═══ EXERCISE MATERIALS
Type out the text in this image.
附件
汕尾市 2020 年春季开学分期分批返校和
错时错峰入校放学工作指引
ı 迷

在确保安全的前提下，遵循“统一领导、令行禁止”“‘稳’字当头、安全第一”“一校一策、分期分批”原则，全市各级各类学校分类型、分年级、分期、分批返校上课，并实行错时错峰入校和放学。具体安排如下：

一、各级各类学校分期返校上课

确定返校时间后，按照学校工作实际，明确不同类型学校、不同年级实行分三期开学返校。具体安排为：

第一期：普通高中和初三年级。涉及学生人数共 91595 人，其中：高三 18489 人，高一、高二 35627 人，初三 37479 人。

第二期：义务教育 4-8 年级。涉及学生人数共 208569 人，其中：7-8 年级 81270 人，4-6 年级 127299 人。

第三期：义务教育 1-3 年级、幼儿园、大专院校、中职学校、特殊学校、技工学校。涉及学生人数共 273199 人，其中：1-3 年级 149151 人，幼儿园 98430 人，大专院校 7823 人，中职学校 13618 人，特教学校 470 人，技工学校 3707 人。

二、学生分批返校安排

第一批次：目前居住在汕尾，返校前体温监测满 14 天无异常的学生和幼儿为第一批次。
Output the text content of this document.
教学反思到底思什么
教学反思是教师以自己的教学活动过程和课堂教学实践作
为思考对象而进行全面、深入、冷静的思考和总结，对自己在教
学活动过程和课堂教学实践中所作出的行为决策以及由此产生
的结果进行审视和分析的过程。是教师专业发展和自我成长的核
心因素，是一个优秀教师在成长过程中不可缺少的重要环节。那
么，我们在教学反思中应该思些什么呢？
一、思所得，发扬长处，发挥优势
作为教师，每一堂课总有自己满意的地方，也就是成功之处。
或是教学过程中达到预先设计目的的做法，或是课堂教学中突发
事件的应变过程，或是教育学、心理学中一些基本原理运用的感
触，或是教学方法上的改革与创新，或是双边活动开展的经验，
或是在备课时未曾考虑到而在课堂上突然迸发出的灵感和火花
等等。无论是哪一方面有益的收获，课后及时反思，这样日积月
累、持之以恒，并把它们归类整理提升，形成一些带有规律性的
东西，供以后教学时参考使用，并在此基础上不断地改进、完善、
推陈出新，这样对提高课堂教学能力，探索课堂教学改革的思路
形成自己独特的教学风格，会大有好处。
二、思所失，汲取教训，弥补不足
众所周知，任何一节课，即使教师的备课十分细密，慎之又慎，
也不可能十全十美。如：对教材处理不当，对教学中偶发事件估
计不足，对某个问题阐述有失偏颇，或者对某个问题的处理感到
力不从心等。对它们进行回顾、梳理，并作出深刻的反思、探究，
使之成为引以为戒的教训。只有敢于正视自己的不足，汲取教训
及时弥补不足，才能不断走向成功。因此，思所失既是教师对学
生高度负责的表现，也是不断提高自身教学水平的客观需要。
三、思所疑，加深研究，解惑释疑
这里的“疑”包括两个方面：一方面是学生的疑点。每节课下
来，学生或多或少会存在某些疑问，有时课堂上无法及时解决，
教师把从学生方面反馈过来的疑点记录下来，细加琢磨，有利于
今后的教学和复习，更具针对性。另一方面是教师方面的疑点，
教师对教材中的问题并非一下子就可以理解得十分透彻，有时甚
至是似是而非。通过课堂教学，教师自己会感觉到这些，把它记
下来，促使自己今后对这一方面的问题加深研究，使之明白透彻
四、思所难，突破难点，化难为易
══════
● OBJECTIVE
Search the lines for "汲取教训". Copy each line that has it.

● SOLVED EXERCISE
二、思所失，汲取教训，弥补不足
使之成为引以为戒的教训。只有敢于正视自己的不足，汲取教训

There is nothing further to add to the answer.